### What the task asks:
Extract each line of the data below that contains the word "allow".

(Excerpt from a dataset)
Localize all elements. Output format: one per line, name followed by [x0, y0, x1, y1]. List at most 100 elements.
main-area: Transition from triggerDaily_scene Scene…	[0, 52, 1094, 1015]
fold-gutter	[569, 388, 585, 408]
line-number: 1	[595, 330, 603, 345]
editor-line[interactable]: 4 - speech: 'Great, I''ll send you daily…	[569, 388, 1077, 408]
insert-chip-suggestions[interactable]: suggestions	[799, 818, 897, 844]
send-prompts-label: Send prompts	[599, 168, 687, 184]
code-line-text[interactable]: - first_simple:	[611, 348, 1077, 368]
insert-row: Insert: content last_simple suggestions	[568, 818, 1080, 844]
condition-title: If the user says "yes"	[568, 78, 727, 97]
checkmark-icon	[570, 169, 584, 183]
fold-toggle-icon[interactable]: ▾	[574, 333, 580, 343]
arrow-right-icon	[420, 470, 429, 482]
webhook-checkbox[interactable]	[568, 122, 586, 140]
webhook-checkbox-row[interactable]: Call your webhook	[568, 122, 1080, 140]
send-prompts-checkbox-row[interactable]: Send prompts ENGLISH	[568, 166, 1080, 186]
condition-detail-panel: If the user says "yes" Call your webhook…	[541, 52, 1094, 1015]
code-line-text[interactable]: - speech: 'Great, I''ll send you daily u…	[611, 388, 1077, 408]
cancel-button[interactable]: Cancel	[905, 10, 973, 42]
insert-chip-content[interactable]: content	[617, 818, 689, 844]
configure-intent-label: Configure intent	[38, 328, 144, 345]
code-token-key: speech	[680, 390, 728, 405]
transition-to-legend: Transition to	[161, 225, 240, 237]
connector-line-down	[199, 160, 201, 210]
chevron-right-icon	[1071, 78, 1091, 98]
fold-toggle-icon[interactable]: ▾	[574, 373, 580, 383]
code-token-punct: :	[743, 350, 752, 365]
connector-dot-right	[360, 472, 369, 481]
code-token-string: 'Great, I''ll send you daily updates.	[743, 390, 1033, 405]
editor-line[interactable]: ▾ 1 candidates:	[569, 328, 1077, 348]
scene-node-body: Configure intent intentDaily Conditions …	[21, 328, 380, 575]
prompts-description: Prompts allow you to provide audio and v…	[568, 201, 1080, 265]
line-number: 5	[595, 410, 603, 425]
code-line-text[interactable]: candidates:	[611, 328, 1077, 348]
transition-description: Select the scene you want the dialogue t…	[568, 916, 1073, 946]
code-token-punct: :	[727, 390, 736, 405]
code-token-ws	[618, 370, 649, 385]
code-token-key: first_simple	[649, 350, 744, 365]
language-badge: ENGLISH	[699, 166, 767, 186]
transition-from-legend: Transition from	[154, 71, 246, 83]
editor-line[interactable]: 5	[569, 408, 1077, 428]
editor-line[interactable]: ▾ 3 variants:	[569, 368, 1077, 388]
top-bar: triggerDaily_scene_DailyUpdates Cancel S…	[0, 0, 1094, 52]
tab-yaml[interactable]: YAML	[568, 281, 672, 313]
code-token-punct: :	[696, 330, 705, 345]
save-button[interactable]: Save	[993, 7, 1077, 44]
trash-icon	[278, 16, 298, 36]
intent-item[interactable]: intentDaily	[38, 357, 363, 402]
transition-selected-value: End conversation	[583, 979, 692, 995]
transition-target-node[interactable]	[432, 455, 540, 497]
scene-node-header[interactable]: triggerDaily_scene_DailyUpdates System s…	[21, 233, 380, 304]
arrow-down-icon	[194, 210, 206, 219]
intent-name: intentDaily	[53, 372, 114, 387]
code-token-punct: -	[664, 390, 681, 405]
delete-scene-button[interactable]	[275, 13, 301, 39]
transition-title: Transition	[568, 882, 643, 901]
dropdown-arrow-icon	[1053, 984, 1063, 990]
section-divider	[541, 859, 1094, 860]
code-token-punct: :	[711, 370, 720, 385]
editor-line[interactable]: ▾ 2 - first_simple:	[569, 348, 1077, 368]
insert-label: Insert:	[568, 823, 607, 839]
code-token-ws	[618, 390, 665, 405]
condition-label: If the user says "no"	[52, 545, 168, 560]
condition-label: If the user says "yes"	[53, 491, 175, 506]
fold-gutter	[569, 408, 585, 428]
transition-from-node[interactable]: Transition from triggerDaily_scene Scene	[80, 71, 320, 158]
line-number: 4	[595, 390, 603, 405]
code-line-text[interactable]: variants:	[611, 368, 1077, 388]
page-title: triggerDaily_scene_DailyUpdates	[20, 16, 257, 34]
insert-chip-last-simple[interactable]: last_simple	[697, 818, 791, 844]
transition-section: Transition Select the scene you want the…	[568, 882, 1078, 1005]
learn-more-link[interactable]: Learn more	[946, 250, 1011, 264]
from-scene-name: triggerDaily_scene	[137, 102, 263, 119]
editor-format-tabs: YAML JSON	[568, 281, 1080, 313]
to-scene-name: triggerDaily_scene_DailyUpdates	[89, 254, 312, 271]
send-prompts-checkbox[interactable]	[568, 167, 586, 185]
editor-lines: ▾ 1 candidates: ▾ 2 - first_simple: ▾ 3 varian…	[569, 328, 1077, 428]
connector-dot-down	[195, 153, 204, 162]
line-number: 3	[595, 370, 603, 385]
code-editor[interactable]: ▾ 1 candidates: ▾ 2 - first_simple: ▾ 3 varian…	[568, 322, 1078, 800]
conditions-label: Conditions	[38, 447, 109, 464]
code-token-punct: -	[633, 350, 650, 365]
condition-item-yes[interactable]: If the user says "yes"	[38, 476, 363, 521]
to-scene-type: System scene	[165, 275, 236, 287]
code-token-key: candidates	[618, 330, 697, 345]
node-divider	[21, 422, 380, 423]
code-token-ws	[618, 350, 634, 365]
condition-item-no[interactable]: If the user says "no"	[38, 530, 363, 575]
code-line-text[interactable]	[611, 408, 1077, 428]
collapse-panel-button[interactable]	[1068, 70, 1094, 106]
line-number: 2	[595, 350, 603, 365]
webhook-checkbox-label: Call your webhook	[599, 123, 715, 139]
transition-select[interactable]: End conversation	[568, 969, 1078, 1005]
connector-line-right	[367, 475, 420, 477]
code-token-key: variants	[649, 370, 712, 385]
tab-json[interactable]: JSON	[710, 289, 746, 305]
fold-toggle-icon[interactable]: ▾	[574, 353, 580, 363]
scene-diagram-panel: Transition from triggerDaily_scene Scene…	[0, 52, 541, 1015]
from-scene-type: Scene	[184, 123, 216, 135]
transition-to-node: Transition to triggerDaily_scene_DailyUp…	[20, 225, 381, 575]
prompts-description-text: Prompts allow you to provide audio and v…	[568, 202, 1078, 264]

### Exercise result:
prompts-description: Prompts allow you to provide audio and v…	[568, 201, 1080, 265]
prompts-description-text: Prompts allow you to provide audio and v…	[568, 202, 1078, 264]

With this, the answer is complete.